■ TASK REQUIREMENTS:
a. In the statistics text, which symbol denotes the sample mean?
b. Reproduce the stretch of the statistics text from "A *point estimate*, is" through "a point estimate.", substituting "transport" for "groceries".
>> BEGIN GIVEN TEXT
The *median* is the middle value.If we have 2, 3, 7, 5, 1; we would first make sure they’re in ascending order 1, 2, 3, 5, 7 and then we would take the central value, which is three. The median is not sensitive to outliers like the mean is (i.e. if there is one really huge value at the end of a dataset, the mean would be increased while the median would not.

The *mode* is simply the number that appears most frequently. In the data set, 1, 5, 6, 5, 4, 2, the mode would be five, as it has appeared twice.

A *weighted mean* or weighted average takes into account differing importances of our data points. If we consider a university course – exams will have a higher weighting than quizzes or homework, so should be weighted higher (a 70% score in an exam should be worth more than a 70% score in a quiz). The formula for a weighted mean is calculated in our examples, using the below weightings – this is to say, the overall grade is influenced most by exams, then by coursework and the category with the least influence is a quiz.

- Exam 1: 30%
- Exam 2: 30%
- Quiz1: 10%
- Quiz2: 10%
- Coursework: 20%

So, if a student got the below grades in each, let’s work out their weighted average score.

- Exam 1: 80
- Exam 2: 72
- Quiz1: 99
- Quiz2: 100
- Coursework: 60%

We calculate the weighted mean in a simple manner. We take the score and multiply it by the weight. So in this case, we would have ((80*0.3)+(72*0.3)+(99*0.1)+(100*0.1)+(60*0.2)). We add all those up and get the weighted mean of 77.5%.

The challenge around a weighted average is around selecting the categories and weightings for those categories.

**POINT ESTIMATES AND CONFIDENCE INTERVALS**

A *point estimate*, is an estimate that we make based on a sample dataset. If you have sampled 1,000 students from a university that has a cohort size of 10,000, you have sampled 10% of the population. The sample mean groceries spend of the students is $60 per week, denoted as: X̄ = 60 (X̄ is the symbol we use for the sample mean). X̄ is a point estimate.

If we calculated the sample dataset variance, we would denote it as S² (rather than the population variance of σ²). This, again is a point estimate – it’s an inference we make about the population, based on a sample.

The problem with point estimates is, they are inherently unreliable. What if, you surveyed 1,000 students on campus in the evening? Well, maybe we could assume that those students are very sociable and out with their friends, while the other students, whom you did not sample, are more introverted and at home. There is bias built into this sampling mechanism.

We therefore calculate *confidence intervals,* which give a range of values. We may say that the sample mean is 60 and hence, the confidence intervals are between 50 and 70 dollars per week. We express confidence in percentage ‘we are 85% confident that the average student spend is between 50 and 70 dollars per week for the population’.
>> END GIVEN TEXT
>> BEGIN DATASET
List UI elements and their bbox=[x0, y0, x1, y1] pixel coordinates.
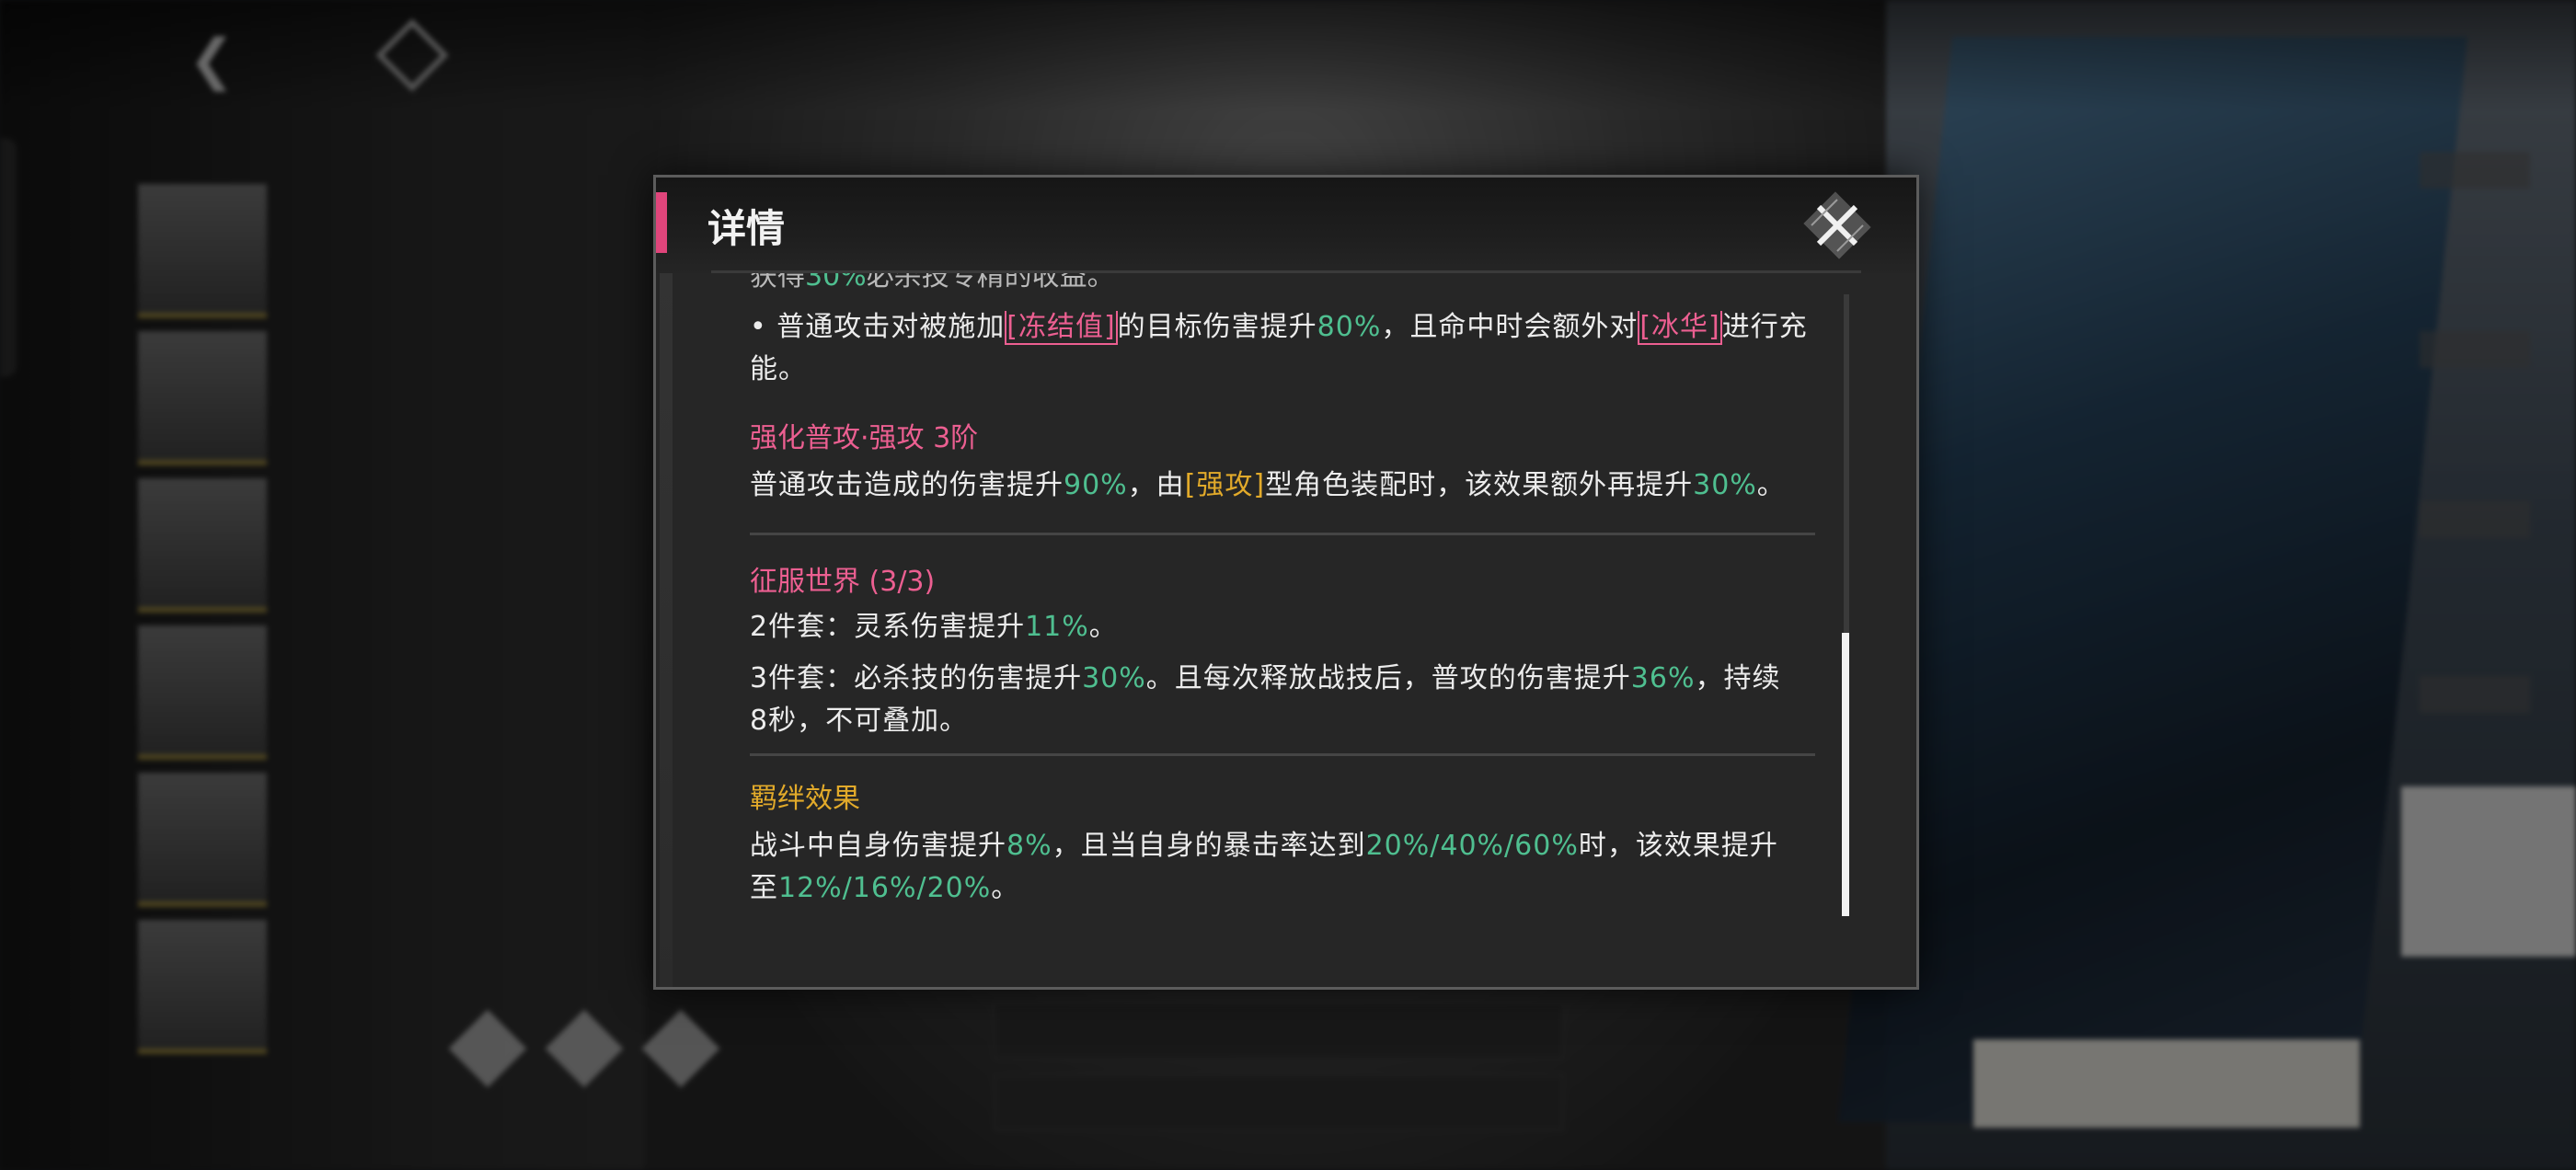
enhance-text: 普通攻击造成的伤害提升90%，由[强攻]型角色装配时，该效果额外再提升30%。 bbox=[750, 469, 1786, 501]
freeze-tag: [冻结值] bbox=[1005, 311, 1118, 345]
assault-tag: [强攻] bbox=[1184, 469, 1266, 501]
header-accent-bar bbox=[656, 192, 667, 253]
bond-title: 羁绊效果 bbox=[750, 783, 860, 815]
bond-effect-text: 战斗中自身伤害提升8%，且当自身的暴击率达到20%/40%/60%时，该效果提升… bbox=[750, 830, 1778, 904]
bullet-effect-text: • 普通攻击对被施加[冻结值]的目标伤害提升80%，且命中时会额外对[冰华]进行… bbox=[750, 311, 1808, 385]
clipped-text-line: 获得30%必杀技专精的收益。 bbox=[750, 273, 1115, 292]
set-title: 征服世界 (3/3) bbox=[750, 566, 936, 598]
section-divider bbox=[750, 533, 1815, 535]
enhance-title: 强化普攻·强攻 3阶 bbox=[750, 422, 979, 454]
close-button[interactable] bbox=[1793, 189, 1881, 262]
ice-bloom-tag: [冰华] bbox=[1638, 311, 1722, 345]
section-divider bbox=[750, 753, 1815, 756]
detail-modal: 详情 获得30%必杀技专精的收益。 • 普通攻击对被施加[冻结值]的目标伤害提升… bbox=[653, 175, 1919, 990]
modal-title: 详情 bbox=[707, 206, 786, 251]
scrollbar-thumb[interactable] bbox=[1842, 633, 1849, 916]
detail-content[interactable]: 获得30%必杀技专精的收益。 • 普通攻击对被施加[冻结值]的目标伤害提升80%… bbox=[750, 273, 1835, 972]
modal-left-rail bbox=[660, 273, 673, 987]
set-three-piece-text: 3件套：必杀技的伤害提升30%。且每次释放战技后，普攻的伤害提升36%，持续 8秒… bbox=[750, 662, 1781, 737]
modal-header: 详情 bbox=[656, 178, 1916, 273]
close-x-icon bbox=[1811, 199, 1864, 252]
set-two-piece-text: 2件套：灵系伤害提升11%。 bbox=[750, 611, 1118, 643]
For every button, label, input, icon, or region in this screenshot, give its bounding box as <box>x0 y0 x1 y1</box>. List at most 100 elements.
>> END DATASET
■ SOLUTIONS FOR EACH TASK:
a. X̄

b.
A *point estimate*, is an estimate that we make based on a sample dataset. If you have sampled 1,000 students from a university that has a cohort size of 10,000, you have sampled 10% of the population. The sample mean transport spend of the students is $60 per week, denoted as: X̄ = 60 (X̄ is the symbol we use for the sample mean). X̄ is a point estimate.